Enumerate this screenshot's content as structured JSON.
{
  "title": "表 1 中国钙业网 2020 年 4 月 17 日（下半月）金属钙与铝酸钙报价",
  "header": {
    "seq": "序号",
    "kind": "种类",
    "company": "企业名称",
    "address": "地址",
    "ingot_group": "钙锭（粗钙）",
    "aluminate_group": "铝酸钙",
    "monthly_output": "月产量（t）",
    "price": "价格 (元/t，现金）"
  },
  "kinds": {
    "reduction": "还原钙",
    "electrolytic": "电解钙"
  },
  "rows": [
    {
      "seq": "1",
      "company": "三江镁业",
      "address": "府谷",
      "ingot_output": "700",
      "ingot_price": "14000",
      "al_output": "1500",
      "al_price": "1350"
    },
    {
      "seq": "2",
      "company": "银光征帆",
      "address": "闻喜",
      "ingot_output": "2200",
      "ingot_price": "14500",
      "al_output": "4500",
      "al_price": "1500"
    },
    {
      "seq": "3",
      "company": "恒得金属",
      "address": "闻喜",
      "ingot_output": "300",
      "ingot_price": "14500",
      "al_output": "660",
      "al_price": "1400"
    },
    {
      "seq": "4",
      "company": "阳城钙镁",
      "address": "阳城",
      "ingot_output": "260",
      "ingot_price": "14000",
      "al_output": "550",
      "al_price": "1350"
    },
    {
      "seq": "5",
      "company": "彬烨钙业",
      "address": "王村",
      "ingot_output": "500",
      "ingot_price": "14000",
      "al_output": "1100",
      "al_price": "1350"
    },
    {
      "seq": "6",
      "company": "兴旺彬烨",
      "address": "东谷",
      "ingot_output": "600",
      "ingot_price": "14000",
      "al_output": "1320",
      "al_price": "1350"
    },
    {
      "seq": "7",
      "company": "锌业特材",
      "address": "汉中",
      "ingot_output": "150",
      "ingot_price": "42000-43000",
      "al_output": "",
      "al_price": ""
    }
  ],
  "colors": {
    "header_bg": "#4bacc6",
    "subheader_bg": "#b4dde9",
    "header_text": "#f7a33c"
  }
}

__________________________________________________

Track down all lines above with the string "address" and copy them.

    "address": "地址",
      "address": "府谷",
      "address": "闻喜",
      "address": "闻喜",
      "address": "阳城",
      "address": "王村",
      "address": "东谷",
      "address": "汉中",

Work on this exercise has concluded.